#### Provided data

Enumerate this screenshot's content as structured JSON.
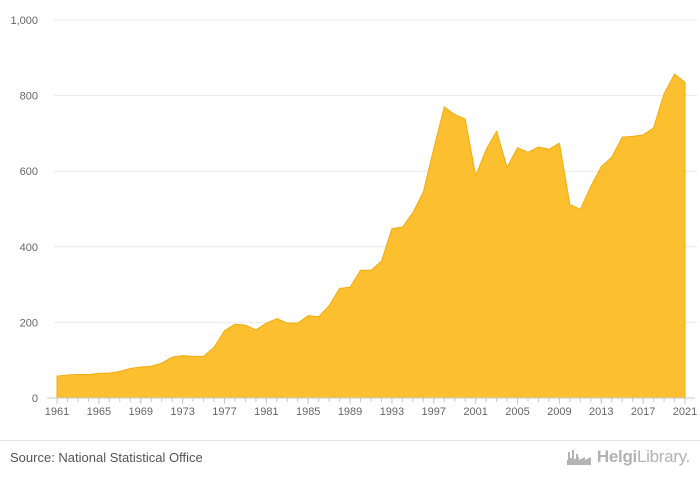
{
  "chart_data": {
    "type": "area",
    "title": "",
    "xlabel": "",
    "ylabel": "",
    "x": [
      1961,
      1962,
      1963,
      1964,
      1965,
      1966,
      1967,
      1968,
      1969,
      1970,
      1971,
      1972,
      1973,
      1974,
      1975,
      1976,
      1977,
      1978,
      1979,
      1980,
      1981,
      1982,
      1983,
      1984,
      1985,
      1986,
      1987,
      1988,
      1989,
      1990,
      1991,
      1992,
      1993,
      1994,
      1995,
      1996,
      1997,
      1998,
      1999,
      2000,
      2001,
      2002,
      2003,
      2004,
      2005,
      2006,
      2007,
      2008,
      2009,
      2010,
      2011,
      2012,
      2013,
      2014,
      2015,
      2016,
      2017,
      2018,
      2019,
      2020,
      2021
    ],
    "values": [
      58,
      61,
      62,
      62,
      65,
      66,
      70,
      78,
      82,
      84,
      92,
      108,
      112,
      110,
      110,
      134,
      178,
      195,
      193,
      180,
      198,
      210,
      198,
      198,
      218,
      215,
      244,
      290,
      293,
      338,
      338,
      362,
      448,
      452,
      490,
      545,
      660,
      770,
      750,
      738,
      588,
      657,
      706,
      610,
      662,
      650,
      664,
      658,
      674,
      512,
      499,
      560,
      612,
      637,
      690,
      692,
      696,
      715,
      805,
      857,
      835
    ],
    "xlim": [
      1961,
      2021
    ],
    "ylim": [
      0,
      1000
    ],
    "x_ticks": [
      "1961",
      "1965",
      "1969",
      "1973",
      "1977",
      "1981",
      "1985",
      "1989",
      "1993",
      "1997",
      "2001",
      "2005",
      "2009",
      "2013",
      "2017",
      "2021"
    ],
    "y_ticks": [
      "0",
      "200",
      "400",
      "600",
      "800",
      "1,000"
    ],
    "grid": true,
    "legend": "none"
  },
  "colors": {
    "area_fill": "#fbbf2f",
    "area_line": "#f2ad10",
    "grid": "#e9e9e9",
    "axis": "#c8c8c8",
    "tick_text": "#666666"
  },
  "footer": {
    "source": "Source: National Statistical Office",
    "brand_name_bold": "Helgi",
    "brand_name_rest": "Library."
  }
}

########

* _Given exercise_: Repeat the material above verbatim. Leave the pictures behind.

* _Answer to the problem_:
Enumerate this screenshot's content as structured JSON.
{
  "chart_data": {
    "type": "area",
    "title": "",
    "xlabel": "",
    "ylabel": "",
    "x": [
      1961,
      1962,
      1963,
      1964,
      1965,
      1966,
      1967,
      1968,
      1969,
      1970,
      1971,
      1972,
      1973,
      1974,
      1975,
      1976,
      1977,
      1978,
      1979,
      1980,
      1981,
      1982,
      1983,
      1984,
      1985,
      1986,
      1987,
      1988,
      1989,
      1990,
      1991,
      1992,
      1993,
      1994,
      1995,
      1996,
      1997,
      1998,
      1999,
      2000,
      2001,
      2002,
      2003,
      2004,
      2005,
      2006,
      2007,
      2008,
      2009,
      2010,
      2011,
      2012,
      2013,
      2014,
      2015,
      2016,
      2017,
      2018,
      2019,
      2020,
      2021
    ],
    "values": [
      58,
      61,
      62,
      62,
      65,
      66,
      70,
      78,
      82,
      84,
      92,
      108,
      112,
      110,
      110,
      134,
      178,
      195,
      193,
      180,
      198,
      210,
      198,
      198,
      218,
      215,
      244,
      290,
      293,
      338,
      338,
      362,
      448,
      452,
      490,
      545,
      660,
      770,
      750,
      738,
      588,
      657,
      706,
      610,
      662,
      650,
      664,
      658,
      674,
      512,
      499,
      560,
      612,
      637,
      690,
      692,
      696,
      715,
      805,
      857,
      835
    ],
    "xlim": [
      1961,
      2021
    ],
    "ylim": [
      0,
      1000
    ],
    "x_ticks": [
      "1961",
      "1965",
      "1969",
      "1973",
      "1977",
      "1981",
      "1985",
      "1989",
      "1993",
      "1997",
      "2001",
      "2005",
      "2009",
      "2013",
      "2017",
      "2021"
    ],
    "y_ticks": [
      "0",
      "200",
      "400",
      "600",
      "800",
      "1,000"
    ],
    "grid": true,
    "legend": "none"
  },
  "colors": {
    "area_fill": "#fbbf2f",
    "area_line": "#f2ad10",
    "grid": "#e9e9e9",
    "axis": "#c8c8c8",
    "tick_text": "#666666"
  },
  "footer": {
    "source": "Source: National Statistical Office",
    "brand_name_bold": "Helgi",
    "brand_name_rest": "Library."
  }
}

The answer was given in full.